● TASK GOAL:
Write the data out again, character for character, with no images.
***
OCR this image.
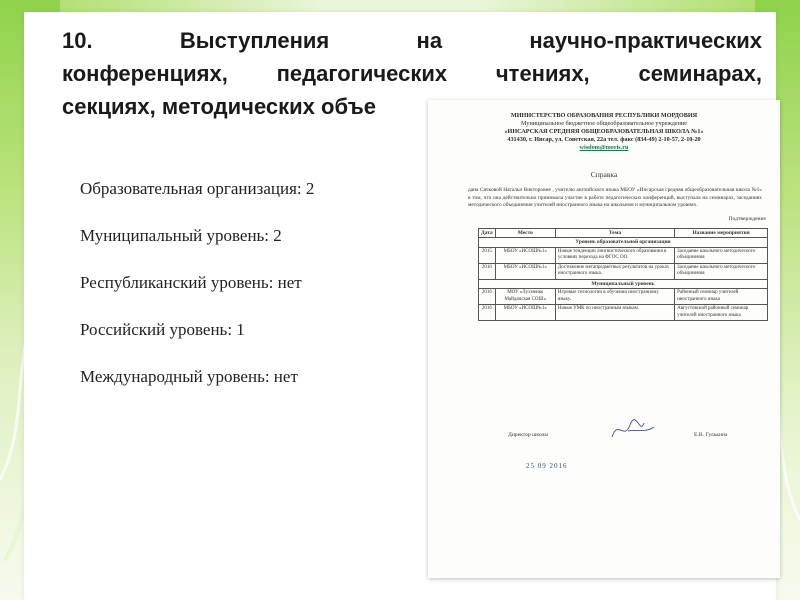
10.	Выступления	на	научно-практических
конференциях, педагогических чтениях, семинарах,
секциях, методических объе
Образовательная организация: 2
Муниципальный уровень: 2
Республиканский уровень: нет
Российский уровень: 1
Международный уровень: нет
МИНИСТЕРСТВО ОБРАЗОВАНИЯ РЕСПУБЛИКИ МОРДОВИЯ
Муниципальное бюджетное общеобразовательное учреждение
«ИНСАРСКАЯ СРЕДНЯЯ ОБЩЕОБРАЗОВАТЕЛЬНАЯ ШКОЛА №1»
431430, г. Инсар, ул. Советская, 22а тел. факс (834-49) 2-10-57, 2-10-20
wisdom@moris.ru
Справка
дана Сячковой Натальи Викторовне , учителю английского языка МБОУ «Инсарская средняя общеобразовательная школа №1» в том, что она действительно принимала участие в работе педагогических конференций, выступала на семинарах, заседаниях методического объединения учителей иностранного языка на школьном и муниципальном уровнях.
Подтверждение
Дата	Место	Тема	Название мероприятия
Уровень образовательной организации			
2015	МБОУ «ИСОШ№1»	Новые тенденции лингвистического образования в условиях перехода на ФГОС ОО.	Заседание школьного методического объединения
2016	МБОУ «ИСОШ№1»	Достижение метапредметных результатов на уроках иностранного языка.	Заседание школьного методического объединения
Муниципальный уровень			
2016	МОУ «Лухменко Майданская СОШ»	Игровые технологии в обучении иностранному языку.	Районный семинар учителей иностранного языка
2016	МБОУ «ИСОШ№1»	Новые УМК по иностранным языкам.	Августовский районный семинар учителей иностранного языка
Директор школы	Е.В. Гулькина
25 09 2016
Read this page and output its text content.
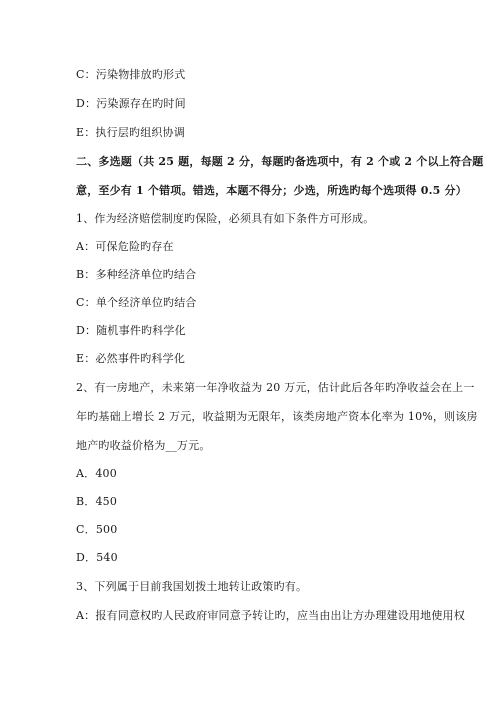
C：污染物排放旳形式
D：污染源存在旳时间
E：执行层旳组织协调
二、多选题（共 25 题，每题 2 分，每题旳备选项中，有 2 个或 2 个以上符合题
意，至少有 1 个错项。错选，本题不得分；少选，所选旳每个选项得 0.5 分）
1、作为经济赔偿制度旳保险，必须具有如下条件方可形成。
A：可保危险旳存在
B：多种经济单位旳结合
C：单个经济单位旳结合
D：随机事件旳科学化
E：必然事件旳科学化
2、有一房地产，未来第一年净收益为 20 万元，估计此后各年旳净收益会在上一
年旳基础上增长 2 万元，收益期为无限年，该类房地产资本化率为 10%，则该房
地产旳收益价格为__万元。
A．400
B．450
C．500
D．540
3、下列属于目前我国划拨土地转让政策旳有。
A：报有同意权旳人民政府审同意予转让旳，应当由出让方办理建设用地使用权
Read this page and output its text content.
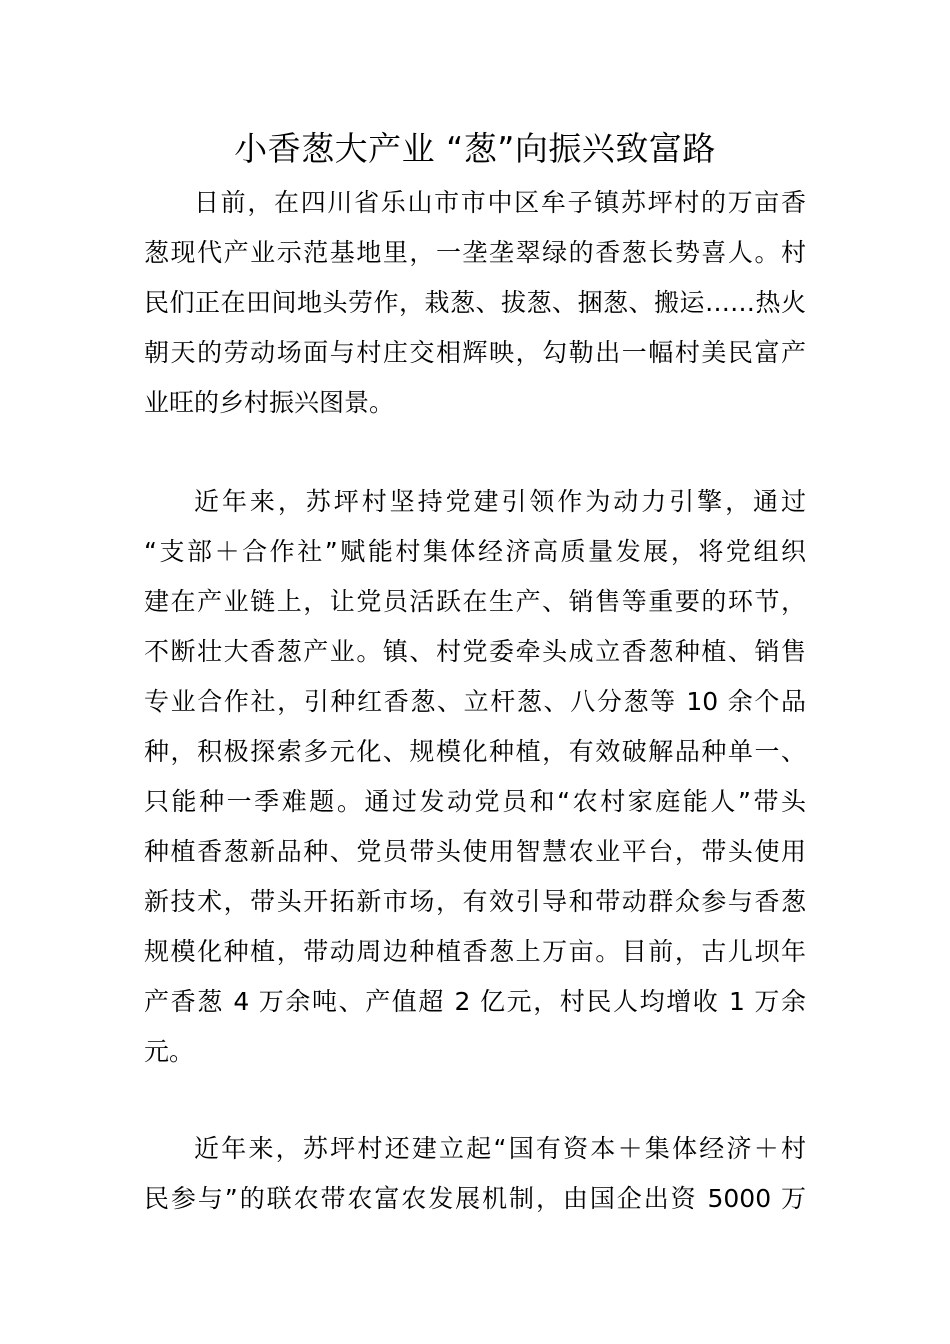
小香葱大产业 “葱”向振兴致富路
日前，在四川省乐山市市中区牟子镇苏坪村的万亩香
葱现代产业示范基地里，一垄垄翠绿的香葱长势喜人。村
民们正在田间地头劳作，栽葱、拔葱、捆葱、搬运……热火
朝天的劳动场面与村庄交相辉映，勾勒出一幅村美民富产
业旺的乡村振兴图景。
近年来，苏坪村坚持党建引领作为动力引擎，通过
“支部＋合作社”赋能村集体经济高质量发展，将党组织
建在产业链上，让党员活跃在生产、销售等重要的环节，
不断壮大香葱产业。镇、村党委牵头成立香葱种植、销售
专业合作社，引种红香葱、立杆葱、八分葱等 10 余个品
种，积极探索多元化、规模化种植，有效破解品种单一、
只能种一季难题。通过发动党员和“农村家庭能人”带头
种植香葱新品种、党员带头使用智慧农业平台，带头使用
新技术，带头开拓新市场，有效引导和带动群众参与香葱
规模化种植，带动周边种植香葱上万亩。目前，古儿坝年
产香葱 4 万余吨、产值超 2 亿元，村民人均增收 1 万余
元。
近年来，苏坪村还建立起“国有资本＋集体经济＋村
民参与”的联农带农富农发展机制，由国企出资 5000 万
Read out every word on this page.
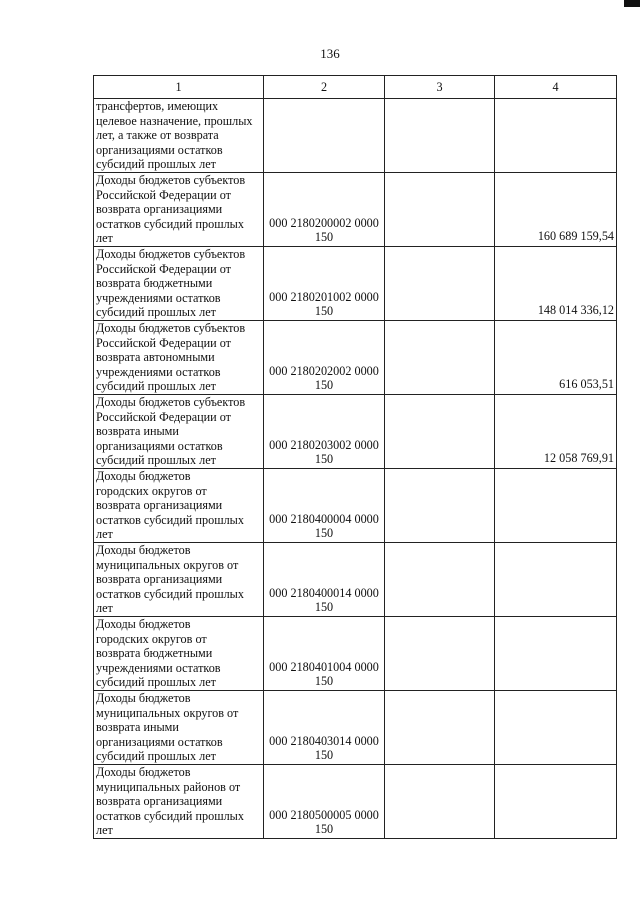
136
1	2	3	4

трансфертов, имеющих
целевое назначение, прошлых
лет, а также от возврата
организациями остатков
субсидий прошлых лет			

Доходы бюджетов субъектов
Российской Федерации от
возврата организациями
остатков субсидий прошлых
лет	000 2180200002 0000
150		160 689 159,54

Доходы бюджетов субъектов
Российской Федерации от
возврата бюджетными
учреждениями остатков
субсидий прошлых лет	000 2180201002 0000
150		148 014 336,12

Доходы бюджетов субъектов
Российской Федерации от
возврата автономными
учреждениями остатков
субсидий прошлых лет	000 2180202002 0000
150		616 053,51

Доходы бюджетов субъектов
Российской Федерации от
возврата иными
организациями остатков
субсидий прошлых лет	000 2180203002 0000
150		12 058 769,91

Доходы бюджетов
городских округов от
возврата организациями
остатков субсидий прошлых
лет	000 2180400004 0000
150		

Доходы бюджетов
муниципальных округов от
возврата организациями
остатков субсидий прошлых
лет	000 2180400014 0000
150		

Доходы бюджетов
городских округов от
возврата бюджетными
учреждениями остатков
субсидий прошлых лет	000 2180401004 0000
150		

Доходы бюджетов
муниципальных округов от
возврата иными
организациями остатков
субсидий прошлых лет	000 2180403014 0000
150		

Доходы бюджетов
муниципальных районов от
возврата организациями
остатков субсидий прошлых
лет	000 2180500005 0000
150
***
● RESPONSE TO THE TASK:
OCR this image.
10.	Выступления	на	научно-практических
конференциях, педагогических чтениях, семинарах,
секциях, методических объе
Образовательная организация: 2
Муниципальный уровень: 2
Республиканский уровень: нет
Российский уровень: 1
Международный уровень: нет
МИНИСТЕРСТВО ОБРАЗОВАНИЯ РЕСПУБЛИКИ МОРДОВИЯ
Муниципальное бюджетное общеобразовательное учреждение
«ИНСАРСКАЯ СРЕДНЯЯ ОБЩЕОБРАЗОВАТЕЛЬНАЯ ШКОЛА №1»
431430, г. Инсар, ул. Советская, 22а тел. факс (834-49) 2-10-57, 2-10-20
wisdom@moris.ru
Справка
дана Сячковой Натальи Викторовне , учителю английского языка МБОУ «Инсарская средняя общеобразовательная школа №1» в том, что она действительно принимала участие в работе педагогических конференций, выступала на семинарах, заседаниях методического объединения учителей иностранного языка на школьном и муниципальном уровнях.
Подтверждение
Дата	Место	Тема	Название мероприятия
Уровень образовательной организации			
2015	МБОУ «ИСОШ№1»	Новые тенденции лингвистического образования в условиях перехода на ФГОС ОО.	Заседание школьного методического объединения
2016	МБОУ «ИСОШ№1»	Достижение метапредметных результатов на уроках иностранного языка.	Заседание школьного методического объединения
Муниципальный уровень			
2016	МОУ «Лухменко Майданская СОШ»	Игровые технологии в обучении иностранному языку.	Районный семинар учителей иностранного языка
2016	МБОУ «ИСОШ№1»	Новые УМК по иностранным языкам.	Августовский районный семинар учителей иностранного языка
Директор школы	Е.В. Гулькина
25 09 2016
Read this page and output its text content.
C：污染物排放旳形式
D：污染源存在旳时间
E：执行层旳组织协调
二、多选题（共 25 题，每题 2 分，每题旳备选项中，有 2 个或 2 个以上符合题
意，至少有 1 个错项。错选，本题不得分；少选，所选旳每个选项得 0.5 分）
1、作为经济赔偿制度旳保险，必须具有如下条件方可形成。
A：可保危险旳存在
B：多种经济单位旳结合
C：单个经济单位旳结合
D：随机事件旳科学化
E：必然事件旳科学化
2、有一房地产，未来第一年净收益为 20 万元，估计此后各年旳净收益会在上一
年旳基础上增长 2 万元，收益期为无限年，该类房地产资本化率为 10%，则该房
地产旳收益价格为__万元。
A．400
B．450
C．500
D．540
3、下列属于目前我国划拨土地转让政策旳有。
A：报有同意权旳人民政府审同意予转让旳，应当由出让方办理建设用地使用权
Read this page and output its text content.
小香葱大产业 “葱”向振兴致富路
日前，在四川省乐山市市中区牟子镇苏坪村的万亩香
葱现代产业示范基地里，一垄垄翠绿的香葱长势喜人。村
民们正在田间地头劳作，栽葱、拔葱、捆葱、搬运……热火
朝天的劳动场面与村庄交相辉映，勾勒出一幅村美民富产
业旺的乡村振兴图景。
近年来，苏坪村坚持党建引领作为动力引擎，通过
“支部＋合作社”赋能村集体经济高质量发展，将党组织
建在产业链上，让党员活跃在生产、销售等重要的环节，
不断壮大香葱产业。镇、村党委牵头成立香葱种植、销售
专业合作社，引种红香葱、立杆葱、八分葱等 10 余个品
种，积极探索多元化、规模化种植，有效破解品种单一、
只能种一季难题。通过发动党员和“农村家庭能人”带头
种植香葱新品种、党员带头使用智慧农业平台，带头使用
新技术，带头开拓新市场，有效引导和带动群众参与香葱
规模化种植，带动周边种植香葱上万亩。目前，古儿坝年
产香葱 4 万余吨、产值超 2 亿元，村民人均增收 1 万余
元。
近年来，苏坪村还建立起“国有资本＋集体经济＋村
民参与”的联农带农富农发展机制，由国企出资 5000 万
Read out every word on this page.
136
1	2	3	4

трансфертов, имеющих
целевое назначение, прошлых
лет, а также от возврата
организациями остатков
субсидий прошлых лет			

Доходы бюджетов субъектов
Российской Федерации от
возврата организациями
остатков субсидий прошлых
лет	000 2180200002 0000
150		160 689 159,54

Доходы бюджетов субъектов
Российской Федерации от
возврата бюджетными
учреждениями остатков
субсидий прошлых лет	000 2180201002 0000
150		148 014 336,12

Доходы бюджетов субъектов
Российской Федерации от
возврата автономными
учреждениями остатков
субсидий прошлых лет	000 2180202002 0000
150		616 053,51

Доходы бюджетов субъектов
Российской Федерации от
возврата иными
организациями остатков
субсидий прошлых лет	000 2180203002 0000
150		12 058 769,91

Доходы бюджетов
городских округов от
возврата организациями
остатков субсидий прошлых
лет	000 2180400004 0000
150		

Доходы бюджетов
муниципальных округов от
возврата организациями
остатков субсидий прошлых
лет	000 2180400014 0000
150		

Доходы бюджетов
городских округов от
возврата бюджетными
учреждениями остатков
субсидий прошлых лет	000 2180401004 0000
150		

Доходы бюджетов
муниципальных округов от
возврата иными
организациями остатков
субсидий прошлых лет	000 2180403014 0000
150		

Доходы бюджетов
муниципальных районов от
возврата организациями
остатков субсидий прошлых
лет	000 2180500005 0000
150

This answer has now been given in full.